(Extracted data entries)
begin
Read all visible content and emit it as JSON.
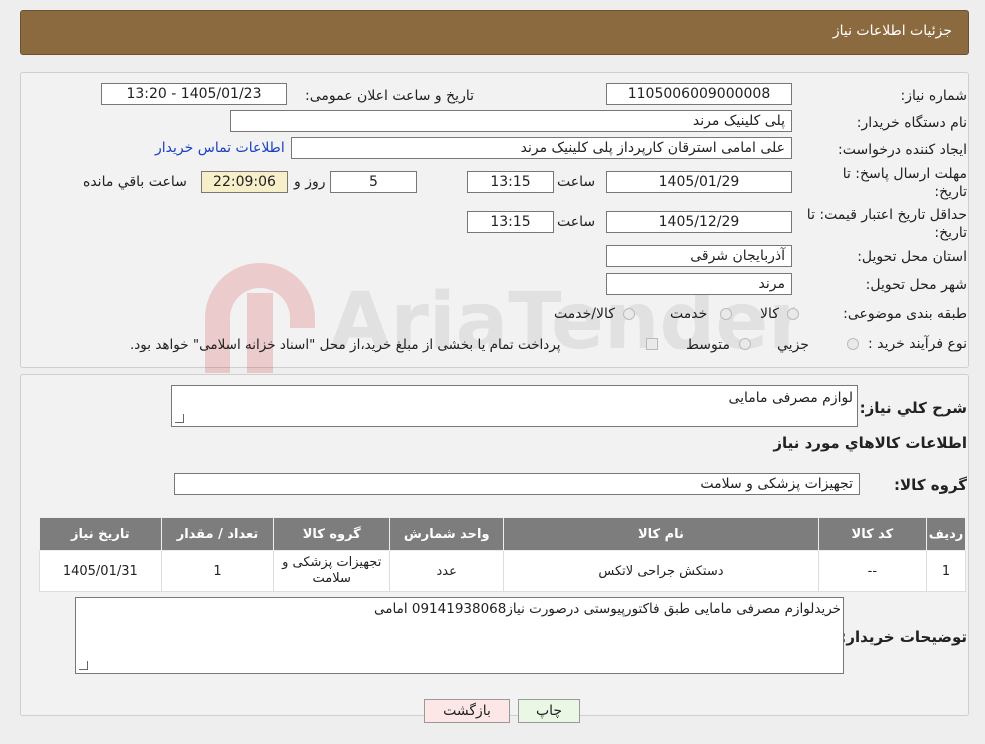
{
  "header": {
    "title": "جزئیات اطلاعات نیاز"
  },
  "watermark": {
    "text": "AriaTender.neT"
  },
  "form": {
    "need_number_label": "شماره نیاز:",
    "need_number": "1105006009000008",
    "announce_label": "تاریخ و ساعت اعلان عمومی:",
    "announce_value": "1405/01/23 - 13:20",
    "buyer_org_label": "نام دستگاه خریدار:",
    "buyer_org": "پلی کلینیک مرند",
    "creator_label": "ایجاد کننده درخواست:",
    "creator": "علی امامی استرقان کارپرداز پلی کلینیک مرند",
    "contact_link": "اطلاعات تماس خریدار",
    "reply_deadline_label_1": "مهلت ارسال پاسخ: تا",
    "reply_deadline_label_2": "تاریخ:",
    "reply_date": "1405/01/29",
    "time_label": "ساعت",
    "reply_time": "13:15",
    "days_value": "5",
    "days_label": "روز و",
    "remaining_time": "22:09:06",
    "remaining_label": "ساعت باقي مانده",
    "validity_label_1": "حداقل تاریخ اعتبار قیمت: تا",
    "validity_label_2": "تاریخ:",
    "validity_date": "1405/12/29",
    "validity_time": "13:15",
    "province_label": "استان محل تحویل:",
    "province": "آذربایجان شرقی",
    "city_label": "شهر محل تحویل:",
    "city": "مرند",
    "category_label": "طبقه بندی موضوعی:",
    "category_options": [
      "کالا",
      "خدمت",
      "کالا/خدمت"
    ],
    "process_label": "نوع فرآیند خرید :",
    "process_options": [
      "جزیي",
      "متوسط"
    ],
    "process_note": "پرداخت تمام یا بخشی از مبلغ خرید،از محل \"اسناد خزانه اسلامی\" خواهد بود."
  },
  "need": {
    "summary_label": "شرح کلي نياز:",
    "summary": "لوازم مصرفی مامایی",
    "goods_info_title": "اطلاعات کالاهاي مورد نياز",
    "goods_group_label": "گروه کالا:",
    "goods_group": "تجهیزات پزشکی و سلامت"
  },
  "table": {
    "headers": [
      "رديف",
      "کد کالا",
      "نام کالا",
      "واحد شمارش",
      "گروه کالا",
      "تعداد / مقدار",
      "تاريخ نياز"
    ],
    "rows": [
      [
        "1",
        "--",
        "دستکش جراحی لاتکس",
        "عدد",
        "تجهیزات پزشکی و سلامت",
        "1",
        "1405/01/31"
      ]
    ]
  },
  "buyer_notes": {
    "label": "توضیحات خریدار:",
    "text": "خریدلوازم مصرفی مامایی طبق فاکتورپیوستی درصورت نیاز09141938068 امامی"
  },
  "buttons": {
    "print": "چاپ",
    "back": "بازگشت"
  },
  "colors": {
    "header": "#8c6a3f",
    "back_button": "#fde6e6",
    "print_button": "#e9f7e4",
    "remaining": "#f7efc9"
  }
}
end
[Instructions for the task] All of the material above is to be copied exactly, except for its images.

[Final result]
Read all visible content and emit it as JSON.
{
  "header": {
    "title": "جزئیات اطلاعات نیاز"
  },
  "watermark": {
    "text": "AriaTender.neT"
  },
  "form": {
    "need_number_label": "شماره نیاز:",
    "need_number": "1105006009000008",
    "announce_label": "تاریخ و ساعت اعلان عمومی:",
    "announce_value": "1405/01/23 - 13:20",
    "buyer_org_label": "نام دستگاه خریدار:",
    "buyer_org": "پلی کلینیک مرند",
    "creator_label": "ایجاد کننده درخواست:",
    "creator": "علی امامی استرقان کارپرداز پلی کلینیک مرند",
    "contact_link": "اطلاعات تماس خریدار",
    "reply_deadline_label_1": "مهلت ارسال پاسخ: تا",
    "reply_deadline_label_2": "تاریخ:",
    "reply_date": "1405/01/29",
    "time_label": "ساعت",
    "reply_time": "13:15",
    "days_value": "5",
    "days_label": "روز و",
    "remaining_time": "22:09:06",
    "remaining_label": "ساعت باقي مانده",
    "validity_label_1": "حداقل تاریخ اعتبار قیمت: تا",
    "validity_label_2": "تاریخ:",
    "validity_date": "1405/12/29",
    "validity_time": "13:15",
    "province_label": "استان محل تحویل:",
    "province": "آذربایجان شرقی",
    "city_label": "شهر محل تحویل:",
    "city": "مرند",
    "category_label": "طبقه بندی موضوعی:",
    "category_options": [
      "کالا",
      "خدمت",
      "کالا/خدمت"
    ],
    "process_label": "نوع فرآیند خرید :",
    "process_options": [
      "جزیي",
      "متوسط"
    ],
    "process_note": "پرداخت تمام یا بخشی از مبلغ خرید،از محل \"اسناد خزانه اسلامی\" خواهد بود."
  },
  "need": {
    "summary_label": "شرح کلي نياز:",
    "summary": "لوازم مصرفی مامایی",
    "goods_info_title": "اطلاعات کالاهاي مورد نياز",
    "goods_group_label": "گروه کالا:",
    "goods_group": "تجهیزات پزشکی و سلامت"
  },
  "table": {
    "headers": [
      "رديف",
      "کد کالا",
      "نام کالا",
      "واحد شمارش",
      "گروه کالا",
      "تعداد / مقدار",
      "تاريخ نياز"
    ],
    "rows": [
      [
        "1",
        "--",
        "دستکش جراحی لاتکس",
        "عدد",
        "تجهیزات پزشکی و سلامت",
        "1",
        "1405/01/31"
      ]
    ]
  },
  "buyer_notes": {
    "label": "توضیحات خریدار:",
    "text": "خریدلوازم مصرفی مامایی طبق فاکتورپیوستی درصورت نیاز09141938068 امامی"
  },
  "buttons": {
    "print": "چاپ",
    "back": "بازگشت"
  },
  "colors": {
    "header": "#8c6a3f",
    "back_button": "#fde6e6",
    "print_button": "#e9f7e4",
    "remaining": "#f7efc9"
  }
}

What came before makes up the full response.